-- begin --

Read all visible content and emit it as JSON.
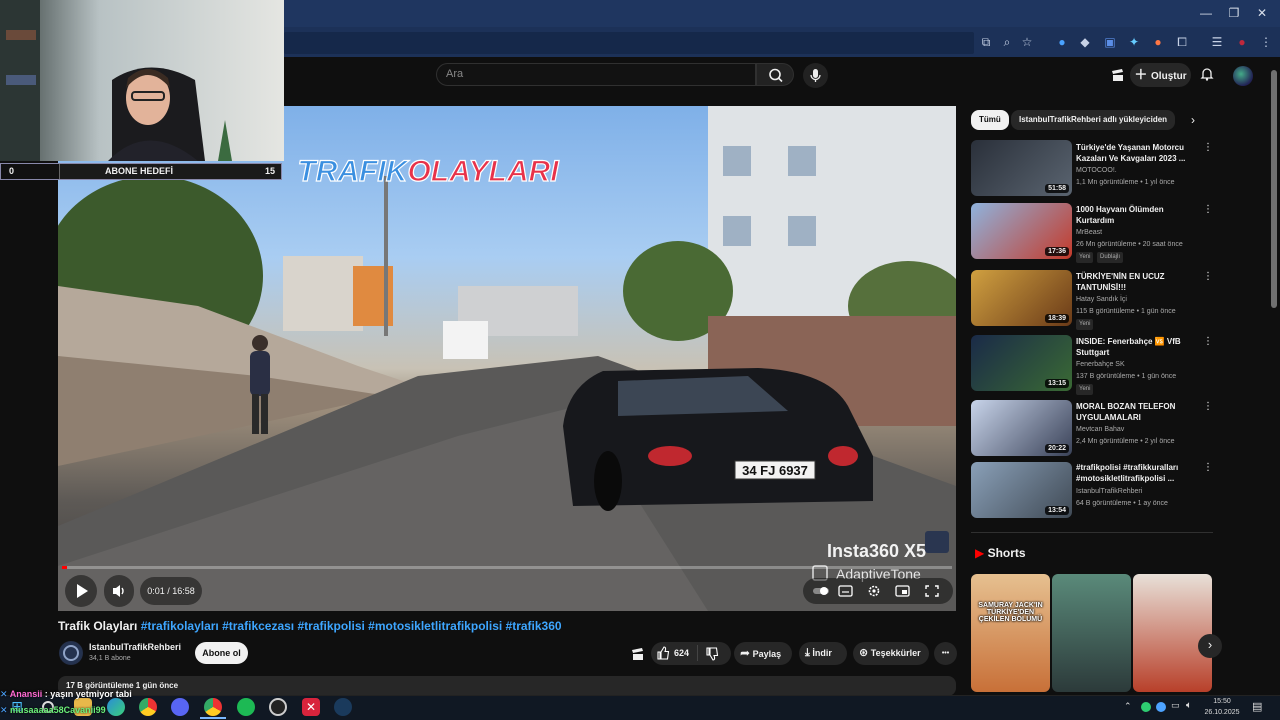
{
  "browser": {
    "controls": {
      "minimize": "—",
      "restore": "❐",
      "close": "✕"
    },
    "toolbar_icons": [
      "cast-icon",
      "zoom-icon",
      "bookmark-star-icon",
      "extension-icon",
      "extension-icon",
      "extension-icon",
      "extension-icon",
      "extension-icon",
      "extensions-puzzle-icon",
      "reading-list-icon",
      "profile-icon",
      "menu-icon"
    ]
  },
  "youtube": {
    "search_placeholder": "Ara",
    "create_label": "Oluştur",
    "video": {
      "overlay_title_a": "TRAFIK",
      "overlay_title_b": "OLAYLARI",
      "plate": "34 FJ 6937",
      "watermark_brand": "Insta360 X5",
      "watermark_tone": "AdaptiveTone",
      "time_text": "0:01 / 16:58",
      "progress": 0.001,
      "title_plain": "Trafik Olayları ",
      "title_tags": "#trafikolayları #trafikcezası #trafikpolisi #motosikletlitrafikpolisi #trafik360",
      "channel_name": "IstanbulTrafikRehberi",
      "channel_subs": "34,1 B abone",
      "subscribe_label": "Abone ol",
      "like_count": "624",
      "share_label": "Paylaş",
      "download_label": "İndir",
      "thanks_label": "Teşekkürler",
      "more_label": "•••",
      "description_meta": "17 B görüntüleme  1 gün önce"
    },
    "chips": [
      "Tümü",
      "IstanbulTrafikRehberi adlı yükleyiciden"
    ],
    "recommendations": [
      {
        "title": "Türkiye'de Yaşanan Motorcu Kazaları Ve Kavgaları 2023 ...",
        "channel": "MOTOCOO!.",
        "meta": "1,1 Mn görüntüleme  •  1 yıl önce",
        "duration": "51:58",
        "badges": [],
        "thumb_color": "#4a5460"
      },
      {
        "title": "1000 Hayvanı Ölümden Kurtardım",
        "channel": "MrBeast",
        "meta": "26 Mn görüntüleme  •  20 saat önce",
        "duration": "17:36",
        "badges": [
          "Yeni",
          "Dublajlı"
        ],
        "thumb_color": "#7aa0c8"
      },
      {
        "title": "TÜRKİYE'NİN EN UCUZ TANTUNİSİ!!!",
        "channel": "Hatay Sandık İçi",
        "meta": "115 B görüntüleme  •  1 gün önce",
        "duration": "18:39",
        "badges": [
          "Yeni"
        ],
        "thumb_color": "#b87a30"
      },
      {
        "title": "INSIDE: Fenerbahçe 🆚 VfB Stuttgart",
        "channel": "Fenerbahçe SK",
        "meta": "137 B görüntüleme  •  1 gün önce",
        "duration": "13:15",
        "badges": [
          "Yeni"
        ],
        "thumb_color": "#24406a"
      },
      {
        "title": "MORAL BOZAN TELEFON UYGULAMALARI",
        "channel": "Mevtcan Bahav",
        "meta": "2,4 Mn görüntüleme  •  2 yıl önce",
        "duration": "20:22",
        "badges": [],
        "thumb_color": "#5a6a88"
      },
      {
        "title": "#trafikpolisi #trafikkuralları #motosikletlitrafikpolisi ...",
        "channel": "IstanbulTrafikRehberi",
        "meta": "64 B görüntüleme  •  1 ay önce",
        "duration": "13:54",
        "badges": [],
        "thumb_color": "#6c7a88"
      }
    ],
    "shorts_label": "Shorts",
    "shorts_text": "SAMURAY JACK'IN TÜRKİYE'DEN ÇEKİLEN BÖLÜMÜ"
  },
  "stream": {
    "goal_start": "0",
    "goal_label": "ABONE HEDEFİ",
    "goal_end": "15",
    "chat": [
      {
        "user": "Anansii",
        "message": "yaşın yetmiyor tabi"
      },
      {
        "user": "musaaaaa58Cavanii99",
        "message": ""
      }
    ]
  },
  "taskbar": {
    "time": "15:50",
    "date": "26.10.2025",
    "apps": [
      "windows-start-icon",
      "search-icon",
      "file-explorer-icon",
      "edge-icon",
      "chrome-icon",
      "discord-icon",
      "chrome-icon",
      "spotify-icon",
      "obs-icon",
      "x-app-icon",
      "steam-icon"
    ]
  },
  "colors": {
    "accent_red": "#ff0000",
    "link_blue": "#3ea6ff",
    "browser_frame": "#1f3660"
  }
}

-- end --

WHAT YOU SHOULD DO = Without the pictures, write out every entry precisely as it appears.

RESULT OF THE EXERCISE =
Read all visible content and emit it as JSON.
{
  "browser": {
    "controls": {
      "minimize": "—",
      "restore": "❐",
      "close": "✕"
    },
    "toolbar_icons": [
      "cast-icon",
      "zoom-icon",
      "bookmark-star-icon",
      "extension-icon",
      "extension-icon",
      "extension-icon",
      "extension-icon",
      "extension-icon",
      "extensions-puzzle-icon",
      "reading-list-icon",
      "profile-icon",
      "menu-icon"
    ]
  },
  "youtube": {
    "search_placeholder": "Ara",
    "create_label": "Oluştur",
    "video": {
      "overlay_title_a": "TRAFIK",
      "overlay_title_b": "OLAYLARI",
      "plate": "34 FJ 6937",
      "watermark_brand": "Insta360 X5",
      "watermark_tone": "AdaptiveTone",
      "time_text": "0:01 / 16:58",
      "progress": 0.001,
      "title_plain": "Trafik Olayları ",
      "title_tags": "#trafikolayları #trafikcezası #trafikpolisi #motosikletlitrafikpolisi #trafik360",
      "channel_name": "IstanbulTrafikRehberi",
      "channel_subs": "34,1 B abone",
      "subscribe_label": "Abone ol",
      "like_count": "624",
      "share_label": "Paylaş",
      "download_label": "İndir",
      "thanks_label": "Teşekkürler",
      "more_label": "•••",
      "description_meta": "17 B görüntüleme  1 gün önce"
    },
    "chips": [
      "Tümü",
      "IstanbulTrafikRehberi adlı yükleyiciden"
    ],
    "recommendations": [
      {
        "title": "Türkiye'de Yaşanan Motorcu Kazaları Ve Kavgaları 2023 ...",
        "channel": "MOTOCOO!.",
        "meta": "1,1 Mn görüntüleme  •  1 yıl önce",
        "duration": "51:58",
        "badges": [],
        "thumb_color": "#4a5460"
      },
      {
        "title": "1000 Hayvanı Ölümden Kurtardım",
        "channel": "MrBeast",
        "meta": "26 Mn görüntüleme  •  20 saat önce",
        "duration": "17:36",
        "badges": [
          "Yeni",
          "Dublajlı"
        ],
        "thumb_color": "#7aa0c8"
      },
      {
        "title": "TÜRKİYE'NİN EN UCUZ TANTUNİSİ!!!",
        "channel": "Hatay Sandık İçi",
        "meta": "115 B görüntüleme  •  1 gün önce",
        "duration": "18:39",
        "badges": [
          "Yeni"
        ],
        "thumb_color": "#b87a30"
      },
      {
        "title": "INSIDE: Fenerbahçe 🆚 VfB Stuttgart",
        "channel": "Fenerbahçe SK",
        "meta": "137 B görüntüleme  •  1 gün önce",
        "duration": "13:15",
        "badges": [
          "Yeni"
        ],
        "thumb_color": "#24406a"
      },
      {
        "title": "MORAL BOZAN TELEFON UYGULAMALARI",
        "channel": "Mevtcan Bahav",
        "meta": "2,4 Mn görüntüleme  •  2 yıl önce",
        "duration": "20:22",
        "badges": [],
        "thumb_color": "#5a6a88"
      },
      {
        "title": "#trafikpolisi #trafikkuralları #motosikletlitrafikpolisi ...",
        "channel": "IstanbulTrafikRehberi",
        "meta": "64 B görüntüleme  •  1 ay önce",
        "duration": "13:54",
        "badges": [],
        "thumb_color": "#6c7a88"
      }
    ],
    "shorts_label": "Shorts",
    "shorts_text": "SAMURAY JACK'IN TÜRKİYE'DEN ÇEKİLEN BÖLÜMÜ"
  },
  "stream": {
    "goal_start": "0",
    "goal_label": "ABONE HEDEFİ",
    "goal_end": "15",
    "chat": [
      {
        "user": "Anansii",
        "message": "yaşın yetmiyor tabi"
      },
      {
        "user": "musaaaaa58Cavanii99",
        "message": ""
      }
    ]
  },
  "taskbar": {
    "time": "15:50",
    "date": "26.10.2025",
    "apps": [
      "windows-start-icon",
      "search-icon",
      "file-explorer-icon",
      "edge-icon",
      "chrome-icon",
      "discord-icon",
      "chrome-icon",
      "spotify-icon",
      "obs-icon",
      "x-app-icon",
      "steam-icon"
    ]
  },
  "colors": {
    "accent_red": "#ff0000",
    "link_blue": "#3ea6ff",
    "browser_frame": "#1f3660"
  }
}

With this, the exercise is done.